→ **DIRECTIONS FOR THIS TASK**: Which lines in the records below contain the word "图文记录"? Copy each of them.

→ **AVAILABLE DATA**:
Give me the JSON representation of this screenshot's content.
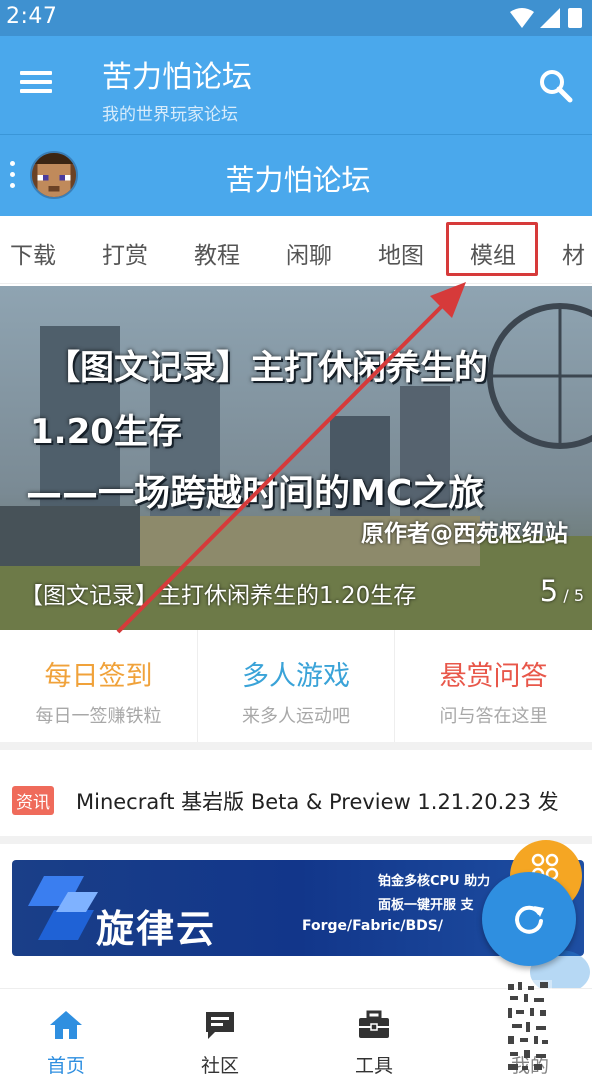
{
  "status_bar": {
    "time": "2:47"
  },
  "app_bar": {
    "title": "苦力怕论坛",
    "subtitle": "我的世界玩家论坛"
  },
  "sub_bar": {
    "title": "苦力怕论坛"
  },
  "tabs": [
    "下载",
    "打赏",
    "教程",
    "闲聊",
    "地图",
    "模组",
    "材"
  ],
  "highlighted_tab": "模组",
  "banner": {
    "line1": "【图文记录】主打休闲养生的",
    "line2": "1.20生存",
    "line3": "——一场跨越时间的MC之旅",
    "author": "原作者@西苑枢纽站",
    "caption": "【图文记录】主打休闲养生的1.20生存",
    "page_current": "5",
    "page_total": "/ 5"
  },
  "quick_actions": [
    {
      "title": "每日签到",
      "subtitle": "每日一签赚铁粒",
      "color": "#f0a23a"
    },
    {
      "title": "多人游戏",
      "subtitle": "来多人运动吧",
      "color": "#3aa3d8"
    },
    {
      "title": "悬赏问答",
      "subtitle": "问与答在这里",
      "color": "#e8574a"
    }
  ],
  "news": {
    "badge": "资讯",
    "title": "Minecraft 基岩版 Beta & Preview 1.21.20.23 发"
  },
  "ad": {
    "brand": "旋律云",
    "line1": "铂金多核CPU  助力",
    "line2": "面板一键开服  支",
    "line3": "Forge/Fabric/BDS/"
  },
  "bottom_nav": [
    {
      "label": "首页",
      "icon": "home-icon",
      "active": true
    },
    {
      "label": "社区",
      "icon": "chat-icon",
      "active": false
    },
    {
      "label": "工具",
      "icon": "toolbox-icon",
      "active": false
    },
    {
      "label": "我的",
      "icon": "person-icon",
      "active": false
    }
  ],
  "colors": {
    "primary": "#4aa8ec",
    "status_bar": "#3f91d0",
    "highlight": "#d63a3a",
    "fab": "#2f8fe0",
    "fab_secondary": "#f5a623"
  }
}
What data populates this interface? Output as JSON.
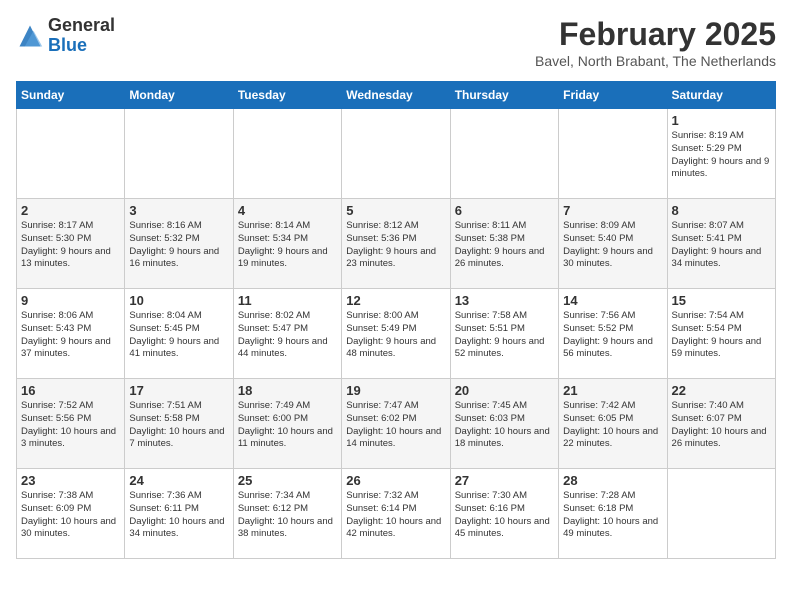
{
  "header": {
    "logo_general": "General",
    "logo_blue": "Blue",
    "title": "February 2025",
    "subtitle": "Bavel, North Brabant, The Netherlands"
  },
  "days_of_week": [
    "Sunday",
    "Monday",
    "Tuesday",
    "Wednesday",
    "Thursday",
    "Friday",
    "Saturday"
  ],
  "weeks": [
    [
      {
        "day": "",
        "info": ""
      },
      {
        "day": "",
        "info": ""
      },
      {
        "day": "",
        "info": ""
      },
      {
        "day": "",
        "info": ""
      },
      {
        "day": "",
        "info": ""
      },
      {
        "day": "",
        "info": ""
      },
      {
        "day": "1",
        "info": "Sunrise: 8:19 AM\nSunset: 5:29 PM\nDaylight: 9 hours and 9 minutes."
      }
    ],
    [
      {
        "day": "2",
        "info": "Sunrise: 8:17 AM\nSunset: 5:30 PM\nDaylight: 9 hours and 13 minutes."
      },
      {
        "day": "3",
        "info": "Sunrise: 8:16 AM\nSunset: 5:32 PM\nDaylight: 9 hours and 16 minutes."
      },
      {
        "day": "4",
        "info": "Sunrise: 8:14 AM\nSunset: 5:34 PM\nDaylight: 9 hours and 19 minutes."
      },
      {
        "day": "5",
        "info": "Sunrise: 8:12 AM\nSunset: 5:36 PM\nDaylight: 9 hours and 23 minutes."
      },
      {
        "day": "6",
        "info": "Sunrise: 8:11 AM\nSunset: 5:38 PM\nDaylight: 9 hours and 26 minutes."
      },
      {
        "day": "7",
        "info": "Sunrise: 8:09 AM\nSunset: 5:40 PM\nDaylight: 9 hours and 30 minutes."
      },
      {
        "day": "8",
        "info": "Sunrise: 8:07 AM\nSunset: 5:41 PM\nDaylight: 9 hours and 34 minutes."
      }
    ],
    [
      {
        "day": "9",
        "info": "Sunrise: 8:06 AM\nSunset: 5:43 PM\nDaylight: 9 hours and 37 minutes."
      },
      {
        "day": "10",
        "info": "Sunrise: 8:04 AM\nSunset: 5:45 PM\nDaylight: 9 hours and 41 minutes."
      },
      {
        "day": "11",
        "info": "Sunrise: 8:02 AM\nSunset: 5:47 PM\nDaylight: 9 hours and 44 minutes."
      },
      {
        "day": "12",
        "info": "Sunrise: 8:00 AM\nSunset: 5:49 PM\nDaylight: 9 hours and 48 minutes."
      },
      {
        "day": "13",
        "info": "Sunrise: 7:58 AM\nSunset: 5:51 PM\nDaylight: 9 hours and 52 minutes."
      },
      {
        "day": "14",
        "info": "Sunrise: 7:56 AM\nSunset: 5:52 PM\nDaylight: 9 hours and 56 minutes."
      },
      {
        "day": "15",
        "info": "Sunrise: 7:54 AM\nSunset: 5:54 PM\nDaylight: 9 hours and 59 minutes."
      }
    ],
    [
      {
        "day": "16",
        "info": "Sunrise: 7:52 AM\nSunset: 5:56 PM\nDaylight: 10 hours and 3 minutes."
      },
      {
        "day": "17",
        "info": "Sunrise: 7:51 AM\nSunset: 5:58 PM\nDaylight: 10 hours and 7 minutes."
      },
      {
        "day": "18",
        "info": "Sunrise: 7:49 AM\nSunset: 6:00 PM\nDaylight: 10 hours and 11 minutes."
      },
      {
        "day": "19",
        "info": "Sunrise: 7:47 AM\nSunset: 6:02 PM\nDaylight: 10 hours and 14 minutes."
      },
      {
        "day": "20",
        "info": "Sunrise: 7:45 AM\nSunset: 6:03 PM\nDaylight: 10 hours and 18 minutes."
      },
      {
        "day": "21",
        "info": "Sunrise: 7:42 AM\nSunset: 6:05 PM\nDaylight: 10 hours and 22 minutes."
      },
      {
        "day": "22",
        "info": "Sunrise: 7:40 AM\nSunset: 6:07 PM\nDaylight: 10 hours and 26 minutes."
      }
    ],
    [
      {
        "day": "23",
        "info": "Sunrise: 7:38 AM\nSunset: 6:09 PM\nDaylight: 10 hours and 30 minutes."
      },
      {
        "day": "24",
        "info": "Sunrise: 7:36 AM\nSunset: 6:11 PM\nDaylight: 10 hours and 34 minutes."
      },
      {
        "day": "25",
        "info": "Sunrise: 7:34 AM\nSunset: 6:12 PM\nDaylight: 10 hours and 38 minutes."
      },
      {
        "day": "26",
        "info": "Sunrise: 7:32 AM\nSunset: 6:14 PM\nDaylight: 10 hours and 42 minutes."
      },
      {
        "day": "27",
        "info": "Sunrise: 7:30 AM\nSunset: 6:16 PM\nDaylight: 10 hours and 45 minutes."
      },
      {
        "day": "28",
        "info": "Sunrise: 7:28 AM\nSunset: 6:18 PM\nDaylight: 10 hours and 49 minutes."
      },
      {
        "day": "",
        "info": ""
      }
    ]
  ]
}
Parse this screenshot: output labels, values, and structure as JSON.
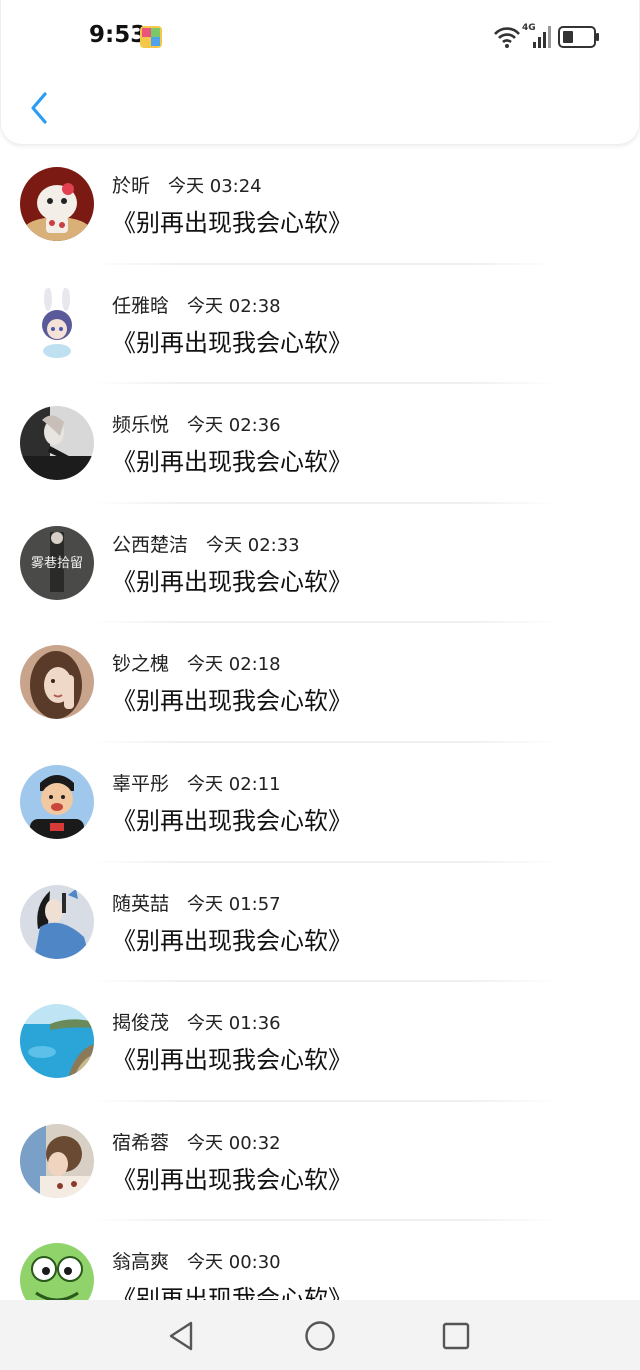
{
  "status_bar": {
    "time": "9:53",
    "network_label": "4G",
    "icons": [
      "app-notification-icon",
      "wifi-icon",
      "signal-icon",
      "battery-icon"
    ]
  },
  "header": {
    "back_icon": "chevron-left-icon",
    "accent_color": "#2a9df4"
  },
  "messages": [
    {
      "name": "於昕",
      "time": "今天 03:24",
      "text": "《别再出现我会心软》",
      "avatar_color": "#7a1a12"
    },
    {
      "name": "任雅晗",
      "time": "今天 02:38",
      "text": "《别再出现我会心软》",
      "avatar_color": "#e8ecf4"
    },
    {
      "name": "频乐悦",
      "time": "今天 02:36",
      "text": "《别再出现我会心软》",
      "avatar_color": "#3a3a3a"
    },
    {
      "name": "公西楚洁",
      "time": "今天 02:33",
      "text": "《别再出现我会心软》",
      "avatar_color": "#4a4a48",
      "avatar_text": "雾巷拾留"
    },
    {
      "name": "钞之槐",
      "time": "今天 02:18",
      "text": "《别再出现我会心软》",
      "avatar_color": "#c9a48c"
    },
    {
      "name": "辜平彤",
      "time": "今天 02:11",
      "text": "《别再出现我会心软》",
      "avatar_color": "#9fc8ec"
    },
    {
      "name": "随英喆",
      "time": "今天 01:57",
      "text": "《别再出现我会心软》",
      "avatar_color": "#4f86c6"
    },
    {
      "name": "揭俊茂",
      "time": "今天 01:36",
      "text": "《别再出现我会心软》",
      "avatar_color": "#2ba4d8"
    },
    {
      "name": "宿希蓉",
      "time": "今天 00:32",
      "text": "《别再出现我会心软》",
      "avatar_color": "#8a6a52"
    },
    {
      "name": "翁高爽",
      "time": "今天 00:30",
      "text": "《别再出现我会心软》",
      "avatar_color": "#8fd36a"
    }
  ],
  "nav_bar": {
    "icons": [
      "back-triangle-icon",
      "home-circle-icon",
      "recents-square-icon"
    ]
  }
}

→ **CORRECT RESULT**:
    "line1": "【图文记录】主打休闲养生的",
    "caption": "【图文记录】主打休闲养生的1.20生存",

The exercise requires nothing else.